→ Tarea 1
Transcribe del texto sobre el sarampión el fragmento que va desde "En el carnet" hasta "dejando de vacunarnos?".
→ Tarea 2
Por favor, traduce al inglés esta oración del texto sobre el sarampión: "Cinco años después de la llegada de la COVID-19, el Perú vuelve a mirar con temor una enfermedad que parecía lejana: el sarampión."

→ Texto de lectura
=====
En el carnet de vacunación de miles de niños peruanos hay espacios vacíos que hoy vuelven a preocupar al sector salud. Hay dosis pendientes, controles postergados y padres que, después de la pandemia, dejaron de ver las vacunas como una prioridad. Lo que antes era una rutina obligatoria en los centros de salud, ahora es una decisión que muchas familias aplazan.
Cinco años después de la llegada de la COVID-19, el Perú vuelve a mirar con temor una enfermedad que parecía lejana: el sarampión.
En Puno ya se confirmaron más de 190 casos. En Arequipa se detectó el primer contagio en una estudiante de la Universidad Nacional de San Agustín. La noticia encendió las alarmas dentro de la comunidad universitaria y volvió a poner sobre la mesa una pregunta incómoda: ¿estamos dejando de vacunarnos?
Para Giovanna Valdivia, coordinadora regional de inmunizaciones y especialista en salud pública, la pandemia dejó una consecuencia silenciosa: “la normalización de no vacunarse”. Hasta enero de 2026, se tenía registro de que cerca de 29 mil niños no habían recibido su vacuna contra el sarampión. Esto dejó a miles de menores expuestos a una enfermedad altamente contagiosa que el país había logrado controlar años atrás.
El contraste resulta inevitable. En 2025, el Perú fue reconocido por la Organización Panamericana de la Salud por alcanzar el más alto nivel de eliminación sostenida del sarampión y la rubéola. Sin embargo, el avance de nuevos casos y la baja cobertura de vacunación muestran una realidad distinta. La confianza en las vacunas se debilitó y, posiblemente, parte del sistema de salud también bajó la guardia frente a un virus que nunca desapareció del todo.
Las vacunas no solo representan una dosis médica. También son una forma de prevención colectiva. Cada niño vacunado reduce el riesgo de contagio para su familia, su escuela y su comunidad. En medio del regreso de enfermedades que parecían controladas, completar el esquema de inmunización vuelve a convertirse en una responsabilidad compartida.
=====
→ Listado de datos
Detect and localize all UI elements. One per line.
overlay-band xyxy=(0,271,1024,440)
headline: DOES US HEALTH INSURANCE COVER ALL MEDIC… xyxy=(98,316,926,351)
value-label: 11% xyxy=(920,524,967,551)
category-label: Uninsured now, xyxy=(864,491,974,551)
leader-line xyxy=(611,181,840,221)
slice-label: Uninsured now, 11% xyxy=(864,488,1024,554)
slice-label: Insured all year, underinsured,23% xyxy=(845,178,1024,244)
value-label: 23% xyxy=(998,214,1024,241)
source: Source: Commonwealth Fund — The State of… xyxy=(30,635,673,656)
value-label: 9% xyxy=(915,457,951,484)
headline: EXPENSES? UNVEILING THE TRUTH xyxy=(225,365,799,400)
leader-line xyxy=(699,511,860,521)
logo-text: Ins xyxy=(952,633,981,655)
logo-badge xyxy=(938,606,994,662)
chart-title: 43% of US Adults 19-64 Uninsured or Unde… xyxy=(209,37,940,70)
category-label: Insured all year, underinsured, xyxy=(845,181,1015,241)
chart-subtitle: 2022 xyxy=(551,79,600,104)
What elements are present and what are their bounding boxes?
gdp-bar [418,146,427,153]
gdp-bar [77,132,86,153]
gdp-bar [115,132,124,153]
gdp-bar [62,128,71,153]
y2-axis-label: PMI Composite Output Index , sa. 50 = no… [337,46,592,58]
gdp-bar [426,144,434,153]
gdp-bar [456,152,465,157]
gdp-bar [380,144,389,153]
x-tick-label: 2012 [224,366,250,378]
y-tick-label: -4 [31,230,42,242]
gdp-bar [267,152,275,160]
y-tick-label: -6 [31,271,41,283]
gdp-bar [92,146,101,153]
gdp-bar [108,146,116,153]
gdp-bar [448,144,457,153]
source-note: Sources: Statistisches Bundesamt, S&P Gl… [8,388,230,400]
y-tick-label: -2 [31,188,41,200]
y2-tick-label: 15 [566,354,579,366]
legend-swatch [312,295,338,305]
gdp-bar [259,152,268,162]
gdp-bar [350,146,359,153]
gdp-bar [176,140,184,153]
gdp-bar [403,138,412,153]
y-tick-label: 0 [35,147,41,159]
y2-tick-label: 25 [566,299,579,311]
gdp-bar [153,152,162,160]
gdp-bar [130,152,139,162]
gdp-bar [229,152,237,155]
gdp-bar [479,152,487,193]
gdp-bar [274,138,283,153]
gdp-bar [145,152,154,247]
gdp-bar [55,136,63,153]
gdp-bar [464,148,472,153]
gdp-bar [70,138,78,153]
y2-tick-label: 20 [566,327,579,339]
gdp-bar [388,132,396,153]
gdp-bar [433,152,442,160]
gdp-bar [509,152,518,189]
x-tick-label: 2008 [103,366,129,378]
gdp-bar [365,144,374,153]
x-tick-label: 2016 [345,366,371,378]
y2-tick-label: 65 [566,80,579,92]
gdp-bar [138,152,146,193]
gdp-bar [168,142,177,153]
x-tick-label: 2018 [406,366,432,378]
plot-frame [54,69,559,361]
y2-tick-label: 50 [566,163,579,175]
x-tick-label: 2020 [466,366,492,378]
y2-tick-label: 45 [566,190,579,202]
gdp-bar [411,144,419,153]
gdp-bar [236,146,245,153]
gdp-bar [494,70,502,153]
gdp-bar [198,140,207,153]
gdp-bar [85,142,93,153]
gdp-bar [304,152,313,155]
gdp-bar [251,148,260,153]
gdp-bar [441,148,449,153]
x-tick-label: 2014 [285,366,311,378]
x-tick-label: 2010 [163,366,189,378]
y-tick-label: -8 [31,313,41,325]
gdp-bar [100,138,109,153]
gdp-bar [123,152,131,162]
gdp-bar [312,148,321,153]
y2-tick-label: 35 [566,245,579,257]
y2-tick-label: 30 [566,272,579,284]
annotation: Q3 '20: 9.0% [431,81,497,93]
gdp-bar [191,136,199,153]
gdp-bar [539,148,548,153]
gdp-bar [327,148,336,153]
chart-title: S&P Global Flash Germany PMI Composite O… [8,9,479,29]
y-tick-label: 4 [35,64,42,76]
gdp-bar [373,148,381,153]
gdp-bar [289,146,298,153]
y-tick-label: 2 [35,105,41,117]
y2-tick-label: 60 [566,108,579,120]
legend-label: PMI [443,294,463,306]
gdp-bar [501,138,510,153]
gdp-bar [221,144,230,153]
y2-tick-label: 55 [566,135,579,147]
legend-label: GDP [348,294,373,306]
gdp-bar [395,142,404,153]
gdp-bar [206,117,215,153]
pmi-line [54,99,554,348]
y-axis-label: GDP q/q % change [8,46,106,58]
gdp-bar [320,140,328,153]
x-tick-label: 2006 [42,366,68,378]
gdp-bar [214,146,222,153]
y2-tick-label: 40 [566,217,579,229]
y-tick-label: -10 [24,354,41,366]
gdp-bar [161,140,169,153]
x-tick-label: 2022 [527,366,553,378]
=====
→ Respuesta 1
En el carnet de vacunación de miles de niños peruanos hay espacios vacíos que hoy vuelven a preocupar al sector salud. Hay dosis pendientes, controles postergados y padres que, después de la pandemia, dejaron de ver las vacunas como una prioridad. Lo que antes era una rutina obligatoria en los centros de salud, ahora es una decisión que muchas familias aplazan.
Cinco años después de la llegada de la COVID-19, el Perú vuelve a mirar con temor una enfermedad que parecía lejana: el sarampión.
En Puno ya se confirmaron más de 190 casos. En Arequipa se detectó el primer contagio en una estudiante de la Universidad Nacional de San Agustín. La noticia encendió las alarmas dentro de la comunidad universitaria y volvió a poner sobre la mesa una pregunta incómoda: ¿estamos dejando de vacunarnos?

→ Respuesta 2
Five years after the arrival of COVID-19, Peru once again looks with fear at a disease that seemed distant: measles.